_Stored records_.
══════════════════════════════

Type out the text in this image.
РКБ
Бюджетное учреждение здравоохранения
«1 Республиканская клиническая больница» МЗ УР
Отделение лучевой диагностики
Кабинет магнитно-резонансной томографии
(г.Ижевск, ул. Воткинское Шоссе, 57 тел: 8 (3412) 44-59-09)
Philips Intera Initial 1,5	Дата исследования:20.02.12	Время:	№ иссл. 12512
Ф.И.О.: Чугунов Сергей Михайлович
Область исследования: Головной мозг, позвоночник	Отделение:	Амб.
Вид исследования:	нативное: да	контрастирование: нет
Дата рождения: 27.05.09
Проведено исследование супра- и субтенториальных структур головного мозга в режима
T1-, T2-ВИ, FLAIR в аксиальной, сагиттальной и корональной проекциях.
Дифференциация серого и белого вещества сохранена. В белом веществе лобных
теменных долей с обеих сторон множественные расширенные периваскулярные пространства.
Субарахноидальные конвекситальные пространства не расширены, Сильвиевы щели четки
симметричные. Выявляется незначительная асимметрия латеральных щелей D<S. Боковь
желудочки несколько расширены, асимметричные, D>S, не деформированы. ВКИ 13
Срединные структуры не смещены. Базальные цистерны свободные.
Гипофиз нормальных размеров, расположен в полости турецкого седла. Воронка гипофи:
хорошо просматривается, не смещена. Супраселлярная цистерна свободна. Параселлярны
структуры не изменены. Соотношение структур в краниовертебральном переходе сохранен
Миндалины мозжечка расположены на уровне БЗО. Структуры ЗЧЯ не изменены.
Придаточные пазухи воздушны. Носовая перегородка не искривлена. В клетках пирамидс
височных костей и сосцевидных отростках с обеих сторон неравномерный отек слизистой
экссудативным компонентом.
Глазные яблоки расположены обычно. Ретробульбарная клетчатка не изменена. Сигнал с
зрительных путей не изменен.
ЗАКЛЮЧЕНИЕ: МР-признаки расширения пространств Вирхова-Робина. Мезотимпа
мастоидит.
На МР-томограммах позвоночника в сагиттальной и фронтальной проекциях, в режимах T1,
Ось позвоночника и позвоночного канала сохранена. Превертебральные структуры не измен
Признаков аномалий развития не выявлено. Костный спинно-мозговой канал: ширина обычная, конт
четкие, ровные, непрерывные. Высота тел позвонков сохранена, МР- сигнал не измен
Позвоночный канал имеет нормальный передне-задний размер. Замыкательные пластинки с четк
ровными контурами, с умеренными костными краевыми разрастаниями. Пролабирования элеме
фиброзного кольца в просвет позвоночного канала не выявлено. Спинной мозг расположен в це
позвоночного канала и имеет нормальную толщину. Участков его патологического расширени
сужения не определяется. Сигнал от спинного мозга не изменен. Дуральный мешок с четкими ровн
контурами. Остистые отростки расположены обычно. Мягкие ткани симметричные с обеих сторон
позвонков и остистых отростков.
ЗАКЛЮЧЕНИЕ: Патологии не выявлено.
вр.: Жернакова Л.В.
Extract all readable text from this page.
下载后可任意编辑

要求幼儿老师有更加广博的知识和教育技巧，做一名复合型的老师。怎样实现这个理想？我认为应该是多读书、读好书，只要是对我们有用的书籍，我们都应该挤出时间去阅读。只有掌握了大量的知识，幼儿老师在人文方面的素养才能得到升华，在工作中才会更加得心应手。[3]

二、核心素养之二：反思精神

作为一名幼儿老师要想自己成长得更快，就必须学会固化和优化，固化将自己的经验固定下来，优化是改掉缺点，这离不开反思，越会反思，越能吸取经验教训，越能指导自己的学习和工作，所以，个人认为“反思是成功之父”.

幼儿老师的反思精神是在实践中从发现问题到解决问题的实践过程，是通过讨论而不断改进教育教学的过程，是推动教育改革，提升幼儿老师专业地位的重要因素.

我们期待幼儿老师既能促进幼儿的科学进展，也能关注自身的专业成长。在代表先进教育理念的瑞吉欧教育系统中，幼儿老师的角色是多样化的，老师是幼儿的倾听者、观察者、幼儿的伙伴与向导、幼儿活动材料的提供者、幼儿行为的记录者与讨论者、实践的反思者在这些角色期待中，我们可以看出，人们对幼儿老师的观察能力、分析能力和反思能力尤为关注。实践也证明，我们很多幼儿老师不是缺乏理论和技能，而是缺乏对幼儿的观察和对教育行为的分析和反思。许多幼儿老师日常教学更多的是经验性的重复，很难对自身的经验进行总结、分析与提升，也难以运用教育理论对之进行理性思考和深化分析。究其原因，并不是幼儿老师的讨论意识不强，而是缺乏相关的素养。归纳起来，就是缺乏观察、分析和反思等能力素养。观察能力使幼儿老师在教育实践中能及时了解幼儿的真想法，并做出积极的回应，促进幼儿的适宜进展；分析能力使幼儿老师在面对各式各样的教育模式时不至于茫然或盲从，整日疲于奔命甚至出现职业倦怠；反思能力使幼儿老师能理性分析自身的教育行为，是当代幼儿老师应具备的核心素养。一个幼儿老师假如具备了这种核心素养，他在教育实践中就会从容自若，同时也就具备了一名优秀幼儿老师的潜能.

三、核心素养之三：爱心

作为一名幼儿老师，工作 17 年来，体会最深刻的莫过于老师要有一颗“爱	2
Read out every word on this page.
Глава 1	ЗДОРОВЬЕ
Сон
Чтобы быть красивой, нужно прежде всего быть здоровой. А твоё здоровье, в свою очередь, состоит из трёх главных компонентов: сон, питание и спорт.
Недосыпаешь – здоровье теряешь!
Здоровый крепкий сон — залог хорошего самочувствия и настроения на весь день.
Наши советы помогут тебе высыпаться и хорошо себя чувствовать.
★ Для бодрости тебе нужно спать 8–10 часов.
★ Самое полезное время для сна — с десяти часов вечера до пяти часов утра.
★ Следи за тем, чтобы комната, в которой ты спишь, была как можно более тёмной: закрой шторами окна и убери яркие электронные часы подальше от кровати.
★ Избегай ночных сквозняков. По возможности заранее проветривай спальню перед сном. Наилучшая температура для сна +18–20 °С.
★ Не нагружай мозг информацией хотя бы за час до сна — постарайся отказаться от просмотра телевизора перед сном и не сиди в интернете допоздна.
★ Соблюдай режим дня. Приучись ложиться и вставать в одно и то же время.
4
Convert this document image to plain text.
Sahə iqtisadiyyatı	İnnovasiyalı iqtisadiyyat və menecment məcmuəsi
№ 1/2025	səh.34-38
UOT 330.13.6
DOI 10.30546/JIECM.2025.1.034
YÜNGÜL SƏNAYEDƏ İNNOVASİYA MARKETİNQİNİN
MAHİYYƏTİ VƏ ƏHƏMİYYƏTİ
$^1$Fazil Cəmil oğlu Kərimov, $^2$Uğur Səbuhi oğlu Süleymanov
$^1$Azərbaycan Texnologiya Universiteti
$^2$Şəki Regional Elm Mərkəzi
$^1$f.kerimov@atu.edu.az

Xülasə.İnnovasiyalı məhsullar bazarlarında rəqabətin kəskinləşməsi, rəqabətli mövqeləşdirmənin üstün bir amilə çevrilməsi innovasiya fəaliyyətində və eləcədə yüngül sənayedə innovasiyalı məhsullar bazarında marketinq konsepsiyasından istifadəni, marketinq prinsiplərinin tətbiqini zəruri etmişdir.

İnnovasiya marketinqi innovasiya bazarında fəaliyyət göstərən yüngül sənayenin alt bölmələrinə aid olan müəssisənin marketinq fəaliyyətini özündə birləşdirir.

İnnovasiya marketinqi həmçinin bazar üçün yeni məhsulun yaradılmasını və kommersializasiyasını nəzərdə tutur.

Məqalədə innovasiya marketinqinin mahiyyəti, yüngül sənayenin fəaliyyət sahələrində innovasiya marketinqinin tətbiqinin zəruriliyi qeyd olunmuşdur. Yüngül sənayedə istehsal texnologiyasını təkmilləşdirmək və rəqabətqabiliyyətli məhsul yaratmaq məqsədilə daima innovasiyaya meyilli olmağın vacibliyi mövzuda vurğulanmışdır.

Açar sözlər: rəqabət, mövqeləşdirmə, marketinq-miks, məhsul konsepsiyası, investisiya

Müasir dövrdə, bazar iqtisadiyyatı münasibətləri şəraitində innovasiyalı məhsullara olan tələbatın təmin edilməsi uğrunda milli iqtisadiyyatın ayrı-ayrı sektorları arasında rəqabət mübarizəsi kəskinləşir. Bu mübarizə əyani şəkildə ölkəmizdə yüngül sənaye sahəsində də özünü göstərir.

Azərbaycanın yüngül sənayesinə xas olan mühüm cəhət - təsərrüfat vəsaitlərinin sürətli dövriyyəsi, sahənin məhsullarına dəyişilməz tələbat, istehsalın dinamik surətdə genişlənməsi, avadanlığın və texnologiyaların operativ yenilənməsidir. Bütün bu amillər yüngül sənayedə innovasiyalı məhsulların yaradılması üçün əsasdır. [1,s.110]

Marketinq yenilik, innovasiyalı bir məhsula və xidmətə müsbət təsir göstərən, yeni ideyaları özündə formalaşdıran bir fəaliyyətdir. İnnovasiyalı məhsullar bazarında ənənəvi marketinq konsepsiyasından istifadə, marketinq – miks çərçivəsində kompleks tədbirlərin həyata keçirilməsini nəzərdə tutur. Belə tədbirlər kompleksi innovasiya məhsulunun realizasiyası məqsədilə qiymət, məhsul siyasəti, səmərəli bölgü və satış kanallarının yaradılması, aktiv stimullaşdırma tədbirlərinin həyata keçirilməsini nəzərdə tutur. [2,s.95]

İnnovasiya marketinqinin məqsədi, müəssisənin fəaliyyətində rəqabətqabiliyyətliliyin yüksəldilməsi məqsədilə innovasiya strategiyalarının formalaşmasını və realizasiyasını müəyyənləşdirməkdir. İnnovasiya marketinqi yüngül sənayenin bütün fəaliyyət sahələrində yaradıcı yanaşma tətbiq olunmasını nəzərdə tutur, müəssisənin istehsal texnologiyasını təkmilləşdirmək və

══════════════════════════════

_Exercise brief_. Return each line of the data that contains the string "this".

_Output of the exercise_.
Type out the text in this image.
Extract all readable text from this page.
Read out every word on this page.
Convert this document image to plain text.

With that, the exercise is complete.